Task to carry out ▸ Gather all lines in the entries below that include the word "Download".

-- BEGIN Material provided --

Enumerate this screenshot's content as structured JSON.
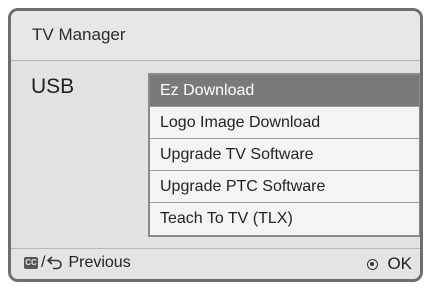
{
  "window": {
    "title": "TV Manager"
  },
  "section": {
    "label": "USB"
  },
  "menu": {
    "items": [
      {
        "label": "Ez Download",
        "selected": true
      },
      {
        "label": "Logo Image Download",
        "selected": false
      },
      {
        "label": "Upgrade TV Software",
        "selected": false
      },
      {
        "label": "Upgrade PTC Software",
        "selected": false
      },
      {
        "label": "Teach To TV (TLX)",
        "selected": false
      }
    ]
  },
  "footer": {
    "cc_icon_text": "CC",
    "separator": "/",
    "back_label": "Previous",
    "ok_label": "OK",
    "back_icon": "back-arrow-icon",
    "ok_icon": "ok-circle-icon"
  },
  "colors": {
    "frame_bg": "#e4e4e4",
    "frame_border": "#6e6e6e",
    "selected_bg": "#7a7a7a",
    "selected_text": "#ffffff"
  }
}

-- END Material provided --

The response ▸
        "label": "Ez Download",
        "label": "Logo Image Download",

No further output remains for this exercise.